* Directions for this task: Gather all lines in the records below that include the word "from".

* Extracted entries:
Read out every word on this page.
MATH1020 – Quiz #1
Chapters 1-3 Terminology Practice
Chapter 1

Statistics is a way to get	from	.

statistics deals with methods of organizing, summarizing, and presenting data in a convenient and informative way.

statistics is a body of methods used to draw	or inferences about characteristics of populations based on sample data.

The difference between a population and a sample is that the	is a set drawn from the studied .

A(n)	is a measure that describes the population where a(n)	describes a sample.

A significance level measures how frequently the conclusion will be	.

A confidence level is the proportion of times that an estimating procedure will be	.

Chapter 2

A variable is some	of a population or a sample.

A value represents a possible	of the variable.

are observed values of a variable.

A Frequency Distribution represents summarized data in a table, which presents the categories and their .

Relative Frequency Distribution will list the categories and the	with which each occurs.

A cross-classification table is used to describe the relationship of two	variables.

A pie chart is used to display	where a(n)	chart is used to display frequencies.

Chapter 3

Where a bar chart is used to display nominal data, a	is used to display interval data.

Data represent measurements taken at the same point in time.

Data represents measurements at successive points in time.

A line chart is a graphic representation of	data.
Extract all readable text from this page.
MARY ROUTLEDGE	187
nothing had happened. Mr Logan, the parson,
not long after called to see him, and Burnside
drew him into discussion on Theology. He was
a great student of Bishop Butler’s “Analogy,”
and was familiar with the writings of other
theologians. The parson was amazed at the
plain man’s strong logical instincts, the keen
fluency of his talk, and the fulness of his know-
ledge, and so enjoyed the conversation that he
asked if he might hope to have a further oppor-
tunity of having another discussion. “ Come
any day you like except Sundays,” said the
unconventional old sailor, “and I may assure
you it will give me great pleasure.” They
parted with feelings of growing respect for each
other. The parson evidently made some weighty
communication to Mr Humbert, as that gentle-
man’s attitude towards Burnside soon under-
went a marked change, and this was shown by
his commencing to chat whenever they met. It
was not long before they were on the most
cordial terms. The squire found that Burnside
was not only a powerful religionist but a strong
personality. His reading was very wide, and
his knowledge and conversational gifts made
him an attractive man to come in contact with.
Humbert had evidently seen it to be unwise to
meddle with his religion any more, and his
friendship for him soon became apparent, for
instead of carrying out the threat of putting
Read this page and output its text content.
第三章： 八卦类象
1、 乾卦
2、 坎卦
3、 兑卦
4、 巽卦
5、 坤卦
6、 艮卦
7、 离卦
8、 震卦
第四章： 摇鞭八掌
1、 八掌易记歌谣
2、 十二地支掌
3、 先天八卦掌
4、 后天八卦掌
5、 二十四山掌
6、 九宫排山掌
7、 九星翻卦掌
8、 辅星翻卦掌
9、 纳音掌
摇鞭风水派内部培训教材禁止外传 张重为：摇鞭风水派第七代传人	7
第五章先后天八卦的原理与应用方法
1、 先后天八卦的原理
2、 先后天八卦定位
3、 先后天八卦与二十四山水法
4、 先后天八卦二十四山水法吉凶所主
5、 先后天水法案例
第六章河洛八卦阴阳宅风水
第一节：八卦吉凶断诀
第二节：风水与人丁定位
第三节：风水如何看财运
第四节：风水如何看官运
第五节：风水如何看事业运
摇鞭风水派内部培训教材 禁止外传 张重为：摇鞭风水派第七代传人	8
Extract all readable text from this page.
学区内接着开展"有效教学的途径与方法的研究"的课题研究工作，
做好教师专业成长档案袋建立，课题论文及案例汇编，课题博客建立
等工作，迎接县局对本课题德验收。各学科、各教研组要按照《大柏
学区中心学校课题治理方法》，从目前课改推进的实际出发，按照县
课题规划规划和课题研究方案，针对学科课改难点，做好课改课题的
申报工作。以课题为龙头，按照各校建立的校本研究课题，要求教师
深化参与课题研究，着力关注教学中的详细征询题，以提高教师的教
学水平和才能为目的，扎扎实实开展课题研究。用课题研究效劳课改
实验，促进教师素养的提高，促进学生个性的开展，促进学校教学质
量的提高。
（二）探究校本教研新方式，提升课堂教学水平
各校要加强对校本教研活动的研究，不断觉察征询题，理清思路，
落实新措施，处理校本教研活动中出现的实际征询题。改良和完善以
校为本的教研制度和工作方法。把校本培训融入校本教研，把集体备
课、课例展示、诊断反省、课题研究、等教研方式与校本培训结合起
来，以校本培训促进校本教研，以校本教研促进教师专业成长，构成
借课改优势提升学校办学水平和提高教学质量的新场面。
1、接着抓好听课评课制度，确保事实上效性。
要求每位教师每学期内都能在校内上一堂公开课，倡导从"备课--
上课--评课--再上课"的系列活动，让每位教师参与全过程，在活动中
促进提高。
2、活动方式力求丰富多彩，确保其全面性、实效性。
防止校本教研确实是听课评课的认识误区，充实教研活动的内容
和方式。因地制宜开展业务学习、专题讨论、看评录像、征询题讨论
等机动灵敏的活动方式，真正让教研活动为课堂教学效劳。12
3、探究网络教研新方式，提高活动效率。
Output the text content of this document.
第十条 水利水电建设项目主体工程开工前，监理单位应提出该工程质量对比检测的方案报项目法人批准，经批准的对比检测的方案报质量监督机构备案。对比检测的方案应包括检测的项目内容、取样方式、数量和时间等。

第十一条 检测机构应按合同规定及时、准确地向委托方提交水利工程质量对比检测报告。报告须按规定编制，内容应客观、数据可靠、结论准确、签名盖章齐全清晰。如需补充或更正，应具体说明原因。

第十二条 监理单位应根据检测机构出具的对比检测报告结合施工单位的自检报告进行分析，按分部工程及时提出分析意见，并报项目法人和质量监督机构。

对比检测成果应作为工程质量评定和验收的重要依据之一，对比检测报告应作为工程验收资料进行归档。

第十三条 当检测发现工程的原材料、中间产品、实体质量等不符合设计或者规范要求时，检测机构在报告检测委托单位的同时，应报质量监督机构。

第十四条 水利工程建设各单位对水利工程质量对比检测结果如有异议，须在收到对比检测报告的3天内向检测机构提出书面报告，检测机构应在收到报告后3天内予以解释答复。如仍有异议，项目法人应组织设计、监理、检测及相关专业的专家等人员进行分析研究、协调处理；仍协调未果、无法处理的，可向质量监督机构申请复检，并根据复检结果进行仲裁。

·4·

* Answer to this problem:
Statistics is a way to get	from	.
The difference between a population and a sample is that the	is a set drawn from the studied .
Extract all readable text from this page.
Extract all readable text from this page.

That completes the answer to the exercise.